Exercise goal ▸ Reproduce all of the listing below without alteration.

Items from a dataset:
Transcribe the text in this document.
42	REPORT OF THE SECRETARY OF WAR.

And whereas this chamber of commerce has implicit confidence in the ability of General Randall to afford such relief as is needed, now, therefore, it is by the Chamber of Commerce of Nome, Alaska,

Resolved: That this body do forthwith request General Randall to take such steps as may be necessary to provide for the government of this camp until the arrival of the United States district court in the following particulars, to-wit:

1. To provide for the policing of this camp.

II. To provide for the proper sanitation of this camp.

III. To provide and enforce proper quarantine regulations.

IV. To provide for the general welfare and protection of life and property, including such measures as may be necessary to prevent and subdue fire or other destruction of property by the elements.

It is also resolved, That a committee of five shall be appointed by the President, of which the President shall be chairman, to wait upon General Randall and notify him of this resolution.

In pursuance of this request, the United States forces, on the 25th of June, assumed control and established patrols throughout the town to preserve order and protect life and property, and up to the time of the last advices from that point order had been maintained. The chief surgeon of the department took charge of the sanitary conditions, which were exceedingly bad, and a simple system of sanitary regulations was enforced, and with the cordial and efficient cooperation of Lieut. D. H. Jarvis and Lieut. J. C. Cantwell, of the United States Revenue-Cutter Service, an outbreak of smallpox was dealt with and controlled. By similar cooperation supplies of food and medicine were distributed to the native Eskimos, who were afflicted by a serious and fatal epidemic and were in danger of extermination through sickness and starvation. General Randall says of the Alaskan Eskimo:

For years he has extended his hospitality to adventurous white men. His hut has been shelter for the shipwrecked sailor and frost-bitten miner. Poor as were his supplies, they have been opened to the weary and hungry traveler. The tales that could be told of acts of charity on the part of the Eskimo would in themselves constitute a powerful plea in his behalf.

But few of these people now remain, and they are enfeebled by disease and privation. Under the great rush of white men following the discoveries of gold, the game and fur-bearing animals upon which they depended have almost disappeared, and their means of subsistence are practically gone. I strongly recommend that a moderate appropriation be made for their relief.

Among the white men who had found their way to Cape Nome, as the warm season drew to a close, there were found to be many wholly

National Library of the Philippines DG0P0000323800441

Completed task ▸
Transcribe the text in this document.
42	REPORT OF THE SECRETARY OF WAR.

And whereas this chamber of commerce has implicit confidence in the ability of General Randall to afford such relief as is needed, now, therefore, it is by the Chamber of Commerce of Nome, Alaska,

Resolved: That this body do forthwith request General Randall to take such steps as may be necessary to provide for the government of this camp until the arrival of the United States district court in the following particulars, to-wit:

1. To provide for the policing of this camp.

II. To provide for the proper sanitation of this camp.

III. To provide and enforce proper quarantine regulations.

IV. To provide for the general welfare and protection of life and property, including such measures as may be necessary to prevent and subdue fire or other destruction of property by the elements.

It is also resolved, That a committee of five shall be appointed by the President, of which the President shall be chairman, to wait upon General Randall and notify him of this resolution.

In pursuance of this request, the United States forces, on the 25th of June, assumed control and established patrols throughout the town to preserve order and protect life and property, and up to the time of the last advices from that point order had been maintained. The chief surgeon of the department took charge of the sanitary conditions, which were exceedingly bad, and a simple system of sanitary regulations was enforced, and with the cordial and efficient cooperation of Lieut. D. H. Jarvis and Lieut. J. C. Cantwell, of the United States Revenue-Cutter Service, an outbreak of smallpox was dealt with and controlled. By similar cooperation supplies of food and medicine were distributed to the native Eskimos, who were afflicted by a serious and fatal epidemic and were in danger of extermination through sickness and starvation. General Randall says of the Alaskan Eskimo:

For years he has extended his hospitality to adventurous white men. His hut has been shelter for the shipwrecked sailor and frost-bitten miner. Poor as were his supplies, they have been opened to the weary and hungry traveler. The tales that could be told of acts of charity on the part of the Eskimo would in themselves constitute a powerful plea in his behalf.

But few of these people now remain, and they are enfeebled by disease and privation. Under the great rush of white men following the discoveries of gold, the game and fur-bearing animals upon which they depended have almost disappeared, and their means of subsistence are practically gone. I strongly recommend that a moderate appropriation be made for their relief.

Among the white men who had found their way to Cape Nome, as the warm season drew to a close, there were found to be many wholly

National Library of the Philippines DG0P0000323800441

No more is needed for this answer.